**INSTRUCTIONS FOR THE TASK:** Repeat each line of the material below exactly as it appears, minus any pictures.

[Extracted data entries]
* BEGIN *

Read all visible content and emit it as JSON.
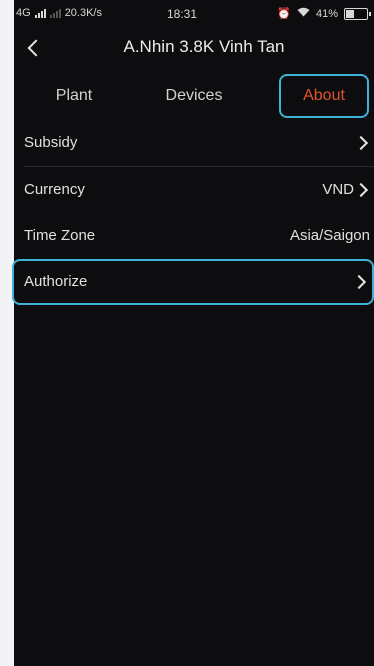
{
  "status_bar": {
    "network": "4G",
    "speed": "20.3K/s",
    "time": "18:31",
    "battery": "41%",
    "battery_level": 0.41,
    "icons": [
      "signal-icon",
      "alarm-icon",
      "wifi-icon",
      "battery-icon"
    ]
  },
  "header": {
    "title": "A.Nhin 3.8K Vinh Tan"
  },
  "tabs": [
    {
      "label": "Plant",
      "active": false
    },
    {
      "label": "Devices",
      "active": false
    },
    {
      "label": "About",
      "active": true
    }
  ],
  "colors": {
    "accent": "#e0532e",
    "highlight": "#3fb0d8",
    "background": "#0d0d0f"
  },
  "settings": [
    {
      "label": "Subsidy",
      "value": "",
      "arrow": true
    },
    {
      "label": "Currency",
      "value": "VND",
      "arrow": true
    },
    {
      "label": "Time Zone",
      "value": "Asia/Saigon",
      "arrow": false
    },
    {
      "label": "Authorize",
      "value": "",
      "arrow": true
    }
  ]
}
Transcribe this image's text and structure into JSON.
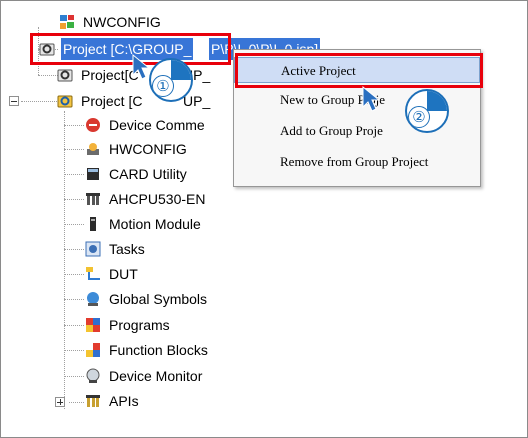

* END *

**CORRECT RESPONSE:**
Read all visible content and emit it as JSON.
{
  "status_bar": {
    "network": "4G",
    "speed": "20.3K/s",
    "time": "18:31",
    "battery": "41%",
    "battery_level": 0.41,
    "icons": [
      "signal-icon",
      "alarm-icon",
      "wifi-icon",
      "battery-icon"
    ]
  },
  "header": {
    "title": "A.Nhin 3.8K Vinh Tan"
  },
  "tabs": [
    {
      "label": "Plant",
      "active": false
    },
    {
      "label": "Devices",
      "active": false
    },
    {
      "label": "About",
      "active": true
    }
  ],
  "colors": {
    "accent": "#e0532e",
    "highlight": "#3fb0d8",
    "background": "#0d0d0f"
  },
  "settings": [
    {
      "label": "Subsidy",
      "value": "",
      "arrow": true
    },
    {
      "label": "Currency",
      "value": "VND",
      "arrow": true
    },
    {
      "label": "Time Zone",
      "value": "Asia/Saigon",
      "arrow": false
    },
    {
      "label": "Authorize",
      "value": "",
      "arrow": true
    }
  ]
}
Transcribe this image's text and structure into JSON.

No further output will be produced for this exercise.